▶ _EXERCISE DESCRIPTION_
Retype the whole listing, please, keeping every line exact and dropping the pictures.

▶ _ENTRIES PROVIDED_
+ + +
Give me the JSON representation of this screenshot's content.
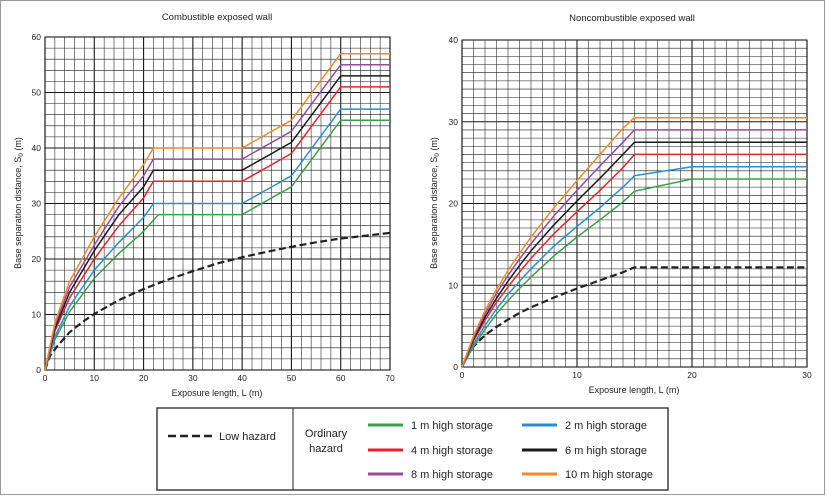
{
  "colors": {
    "green": "#3aa04a",
    "blue": "#2a8fd0",
    "red": "#e0262b",
    "black": "#1a1a1a",
    "purple": "#9b4a9b",
    "orange": "#f08a2c",
    "low": "#222222",
    "grid": "#1a1a1a"
  },
  "chart_data": [
    {
      "type": "line",
      "title": "Combustible exposed wall",
      "xlabel": "Exposure length, L (m)",
      "ylabel_main": "Base separation distance, S",
      "ylabel_sub": "0",
      "ylabel_tail": " (m)",
      "xlim": [
        0,
        70
      ],
      "ylim": [
        0,
        60
      ],
      "xticks": [
        "0",
        "10",
        "20",
        "30",
        "40",
        "50",
        "60",
        "70"
      ],
      "yticks": [
        "0",
        "10",
        "20",
        "30",
        "40",
        "50",
        "60"
      ],
      "grid": true,
      "series": [
        {
          "key": "low",
          "dashed": true,
          "x": [
            0,
            1,
            2.5,
            5,
            7.5,
            10,
            15,
            20,
            25,
            30,
            35,
            40,
            45,
            50,
            55,
            60,
            65,
            70
          ],
          "y": [
            0,
            2.5,
            4.3,
            6.8,
            8.6,
            10.1,
            12.6,
            14.6,
            16.3,
            17.8,
            19.2,
            20.3,
            21.3,
            22.2,
            23.0,
            23.7,
            24.2,
            24.7
          ]
        },
        {
          "key": "green",
          "x": [
            0,
            2,
            5,
            10,
            15,
            20,
            23,
            40,
            50,
            60,
            70
          ],
          "y": [
            0,
            5.5,
            10.5,
            16.5,
            21,
            25,
            28,
            28,
            33,
            45,
            45
          ]
        },
        {
          "key": "blue",
          "x": [
            0,
            2,
            5,
            10,
            15,
            20,
            22,
            40,
            50,
            60,
            70
          ],
          "y": [
            0,
            6,
            11.5,
            18,
            23,
            27.5,
            30,
            30,
            35,
            47,
            47
          ]
        },
        {
          "key": "red",
          "x": [
            0,
            2,
            5,
            10,
            15,
            20,
            22,
            40,
            50,
            60,
            70
          ],
          "y": [
            0,
            7,
            13,
            20,
            26,
            31,
            34,
            34,
            39,
            51,
            51
          ]
        },
        {
          "key": "black",
          "x": [
            0,
            2,
            5,
            10,
            15,
            20,
            22,
            40,
            50,
            60,
            70
          ],
          "y": [
            0,
            7.5,
            14,
            21.5,
            28,
            33,
            36,
            36,
            41,
            53,
            53
          ]
        },
        {
          "key": "purple",
          "x": [
            0,
            2,
            5,
            10,
            15,
            20,
            22,
            40,
            50,
            60,
            70
          ],
          "y": [
            0,
            8,
            15,
            22.5,
            29.5,
            35,
            38,
            38,
            43,
            55,
            55
          ]
        },
        {
          "key": "orange",
          "x": [
            0,
            2,
            5,
            10,
            15,
            20,
            22,
            40,
            50,
            60,
            70
          ],
          "y": [
            0,
            8.5,
            16,
            24,
            31,
            37,
            40,
            40,
            45,
            57,
            57
          ]
        }
      ]
    },
    {
      "type": "line",
      "title": "Noncombustible exposed wall",
      "xlabel": "Exposure length, L (m)",
      "ylabel_main": "Base separation distance, S",
      "ylabel_sub": "0",
      "ylabel_tail": " (m)",
      "xlim": [
        0,
        30
      ],
      "ylim": [
        0,
        40
      ],
      "xticks": [
        "0",
        "10",
        "20",
        "30"
      ],
      "yticks": [
        "0",
        "10",
        "20",
        "30",
        "40"
      ],
      "grid": true,
      "series": [
        {
          "key": "low",
          "dashed": true,
          "x": [
            0,
            0.5,
            1,
            2,
            3,
            4,
            5,
            6,
            8,
            10,
            12,
            14,
            15,
            30
          ],
          "y": [
            0,
            1.5,
            2.5,
            3.9,
            4.9,
            5.8,
            6.6,
            7.3,
            8.5,
            9.6,
            10.6,
            11.6,
            12.2,
            12.2
          ]
        },
        {
          "key": "green",
          "x": [
            0,
            1,
            2,
            3,
            4,
            5,
            6,
            8,
            10,
            12,
            14,
            15,
            20,
            30
          ],
          "y": [
            0,
            2.5,
            4.6,
            6.5,
            8.1,
            9.6,
            11,
            13.6,
            15.9,
            18,
            20.2,
            21.5,
            23,
            23
          ]
        },
        {
          "key": "blue",
          "x": [
            0,
            1,
            2,
            3,
            4,
            5,
            6,
            8,
            10,
            12,
            14,
            15,
            20,
            30
          ],
          "y": [
            0,
            2.8,
            5.1,
            7.1,
            8.9,
            10.5,
            12,
            14.8,
            17.2,
            19.5,
            22,
            23.4,
            24.5,
            24.5
          ]
        },
        {
          "key": "red",
          "x": [
            0,
            1,
            2,
            3,
            4,
            5,
            6,
            8,
            10,
            12,
            14,
            15,
            30
          ],
          "y": [
            0,
            3.2,
            5.7,
            7.9,
            9.8,
            11.6,
            13.3,
            16.3,
            19,
            21.6,
            24.4,
            26,
            26
          ]
        },
        {
          "key": "black",
          "x": [
            0,
            1,
            2,
            3,
            4,
            5,
            6,
            8,
            10,
            12,
            14,
            15,
            30
          ],
          "y": [
            0,
            3.4,
            6.1,
            8.4,
            10.5,
            12.4,
            14.2,
            17.4,
            20.3,
            23.1,
            26,
            27.5,
            27.5
          ]
        },
        {
          "key": "purple",
          "x": [
            0,
            1,
            2,
            3,
            4,
            5,
            6,
            8,
            10,
            12,
            14,
            15,
            30
          ],
          "y": [
            0,
            3.6,
            6.5,
            9,
            11.2,
            13.2,
            15.1,
            18.5,
            21.6,
            24.6,
            27.5,
            29,
            29
          ]
        },
        {
          "key": "orange",
          "x": [
            0,
            1,
            2,
            3,
            4,
            5,
            6,
            8,
            10,
            12,
            14,
            15,
            30
          ],
          "y": [
            0,
            3.8,
            6.9,
            9.5,
            11.8,
            13.9,
            15.9,
            19.5,
            22.8,
            26,
            29.2,
            30.5,
            30.5
          ]
        }
      ]
    }
  ],
  "legend": {
    "low_label": "Low hazard",
    "ordinary_label_1": "Ordinary",
    "ordinary_label_2": "hazard",
    "items": [
      {
        "key": "green",
        "label": "1 m high storage"
      },
      {
        "key": "blue",
        "label": "2 m high storage"
      },
      {
        "key": "red",
        "label": "4 m high storage"
      },
      {
        "key": "black",
        "label": "6 m high storage"
      },
      {
        "key": "purple",
        "label": "8 m high storage"
      },
      {
        "key": "orange",
        "label": "10 m high storage"
      }
    ]
  }
}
+ + +
▶ _THE ANSWER_
Give me the JSON representation of this screenshot's content.
{
  "colors": {
    "green": "#3aa04a",
    "blue": "#2a8fd0",
    "red": "#e0262b",
    "black": "#1a1a1a",
    "purple": "#9b4a9b",
    "orange": "#f08a2c",
    "low": "#222222",
    "grid": "#1a1a1a"
  },
  "chart_data": [
    {
      "type": "line",
      "title": "Combustible exposed wall",
      "xlabel": "Exposure length, L (m)",
      "ylabel_main": "Base separation distance, S",
      "ylabel_sub": "0",
      "ylabel_tail": " (m)",
      "xlim": [
        0,
        70
      ],
      "ylim": [
        0,
        60
      ],
      "xticks": [
        "0",
        "10",
        "20",
        "30",
        "40",
        "50",
        "60",
        "70"
      ],
      "yticks": [
        "0",
        "10",
        "20",
        "30",
        "40",
        "50",
        "60"
      ],
      "grid": true,
      "series": [
        {
          "key": "low",
          "dashed": true,
          "x": [
            0,
            1,
            2.5,
            5,
            7.5,
            10,
            15,
            20,
            25,
            30,
            35,
            40,
            45,
            50,
            55,
            60,
            65,
            70
          ],
          "y": [
            0,
            2.5,
            4.3,
            6.8,
            8.6,
            10.1,
            12.6,
            14.6,
            16.3,
            17.8,
            19.2,
            20.3,
            21.3,
            22.2,
            23.0,
            23.7,
            24.2,
            24.7
          ]
        },
        {
          "key": "green",
          "x": [
            0,
            2,
            5,
            10,
            15,
            20,
            23,
            40,
            50,
            60,
            70
          ],
          "y": [
            0,
            5.5,
            10.5,
            16.5,
            21,
            25,
            28,
            28,
            33,
            45,
            45
          ]
        },
        {
          "key": "blue",
          "x": [
            0,
            2,
            5,
            10,
            15,
            20,
            22,
            40,
            50,
            60,
            70
          ],
          "y": [
            0,
            6,
            11.5,
            18,
            23,
            27.5,
            30,
            30,
            35,
            47,
            47
          ]
        },
        {
          "key": "red",
          "x": [
            0,
            2,
            5,
            10,
            15,
            20,
            22,
            40,
            50,
            60,
            70
          ],
          "y": [
            0,
            7,
            13,
            20,
            26,
            31,
            34,
            34,
            39,
            51,
            51
          ]
        },
        {
          "key": "black",
          "x": [
            0,
            2,
            5,
            10,
            15,
            20,
            22,
            40,
            50,
            60,
            70
          ],
          "y": [
            0,
            7.5,
            14,
            21.5,
            28,
            33,
            36,
            36,
            41,
            53,
            53
          ]
        },
        {
          "key": "purple",
          "x": [
            0,
            2,
            5,
            10,
            15,
            20,
            22,
            40,
            50,
            60,
            70
          ],
          "y": [
            0,
            8,
            15,
            22.5,
            29.5,
            35,
            38,
            38,
            43,
            55,
            55
          ]
        },
        {
          "key": "orange",
          "x": [
            0,
            2,
            5,
            10,
            15,
            20,
            22,
            40,
            50,
            60,
            70
          ],
          "y": [
            0,
            8.5,
            16,
            24,
            31,
            37,
            40,
            40,
            45,
            57,
            57
          ]
        }
      ]
    },
    {
      "type": "line",
      "title": "Noncombustible exposed wall",
      "xlabel": "Exposure length, L (m)",
      "ylabel_main": "Base separation distance, S",
      "ylabel_sub": "0",
      "ylabel_tail": " (m)",
      "xlim": [
        0,
        30
      ],
      "ylim": [
        0,
        40
      ],
      "xticks": [
        "0",
        "10",
        "20",
        "30"
      ],
      "yticks": [
        "0",
        "10",
        "20",
        "30",
        "40"
      ],
      "grid": true,
      "series": [
        {
          "key": "low",
          "dashed": true,
          "x": [
            0,
            0.5,
            1,
            2,
            3,
            4,
            5,
            6,
            8,
            10,
            12,
            14,
            15,
            30
          ],
          "y": [
            0,
            1.5,
            2.5,
            3.9,
            4.9,
            5.8,
            6.6,
            7.3,
            8.5,
            9.6,
            10.6,
            11.6,
            12.2,
            12.2
          ]
        },
        {
          "key": "green",
          "x": [
            0,
            1,
            2,
            3,
            4,
            5,
            6,
            8,
            10,
            12,
            14,
            15,
            20,
            30
          ],
          "y": [
            0,
            2.5,
            4.6,
            6.5,
            8.1,
            9.6,
            11,
            13.6,
            15.9,
            18,
            20.2,
            21.5,
            23,
            23
          ]
        },
        {
          "key": "blue",
          "x": [
            0,
            1,
            2,
            3,
            4,
            5,
            6,
            8,
            10,
            12,
            14,
            15,
            20,
            30
          ],
          "y": [
            0,
            2.8,
            5.1,
            7.1,
            8.9,
            10.5,
            12,
            14.8,
            17.2,
            19.5,
            22,
            23.4,
            24.5,
            24.5
          ]
        },
        {
          "key": "red",
          "x": [
            0,
            1,
            2,
            3,
            4,
            5,
            6,
            8,
            10,
            12,
            14,
            15,
            30
          ],
          "y": [
            0,
            3.2,
            5.7,
            7.9,
            9.8,
            11.6,
            13.3,
            16.3,
            19,
            21.6,
            24.4,
            26,
            26
          ]
        },
        {
          "key": "black",
          "x": [
            0,
            1,
            2,
            3,
            4,
            5,
            6,
            8,
            10,
            12,
            14,
            15,
            30
          ],
          "y": [
            0,
            3.4,
            6.1,
            8.4,
            10.5,
            12.4,
            14.2,
            17.4,
            20.3,
            23.1,
            26,
            27.5,
            27.5
          ]
        },
        {
          "key": "purple",
          "x": [
            0,
            1,
            2,
            3,
            4,
            5,
            6,
            8,
            10,
            12,
            14,
            15,
            30
          ],
          "y": [
            0,
            3.6,
            6.5,
            9,
            11.2,
            13.2,
            15.1,
            18.5,
            21.6,
            24.6,
            27.5,
            29,
            29
          ]
        },
        {
          "key": "orange",
          "x": [
            0,
            1,
            2,
            3,
            4,
            5,
            6,
            8,
            10,
            12,
            14,
            15,
            30
          ],
          "y": [
            0,
            3.8,
            6.9,
            9.5,
            11.8,
            13.9,
            15.9,
            19.5,
            22.8,
            26,
            29.2,
            30.5,
            30.5
          ]
        }
      ]
    }
  ],
  "legend": {
    "low_label": "Low hazard",
    "ordinary_label_1": "Ordinary",
    "ordinary_label_2": "hazard",
    "items": [
      {
        "key": "green",
        "label": "1 m high storage"
      },
      {
        "key": "blue",
        "label": "2 m high storage"
      },
      {
        "key": "red",
        "label": "4 m high storage"
      },
      {
        "key": "black",
        "label": "6 m high storage"
      },
      {
        "key": "purple",
        "label": "8 m high storage"
      },
      {
        "key": "orange",
        "label": "10 m high storage"
      }
    ]
  }
}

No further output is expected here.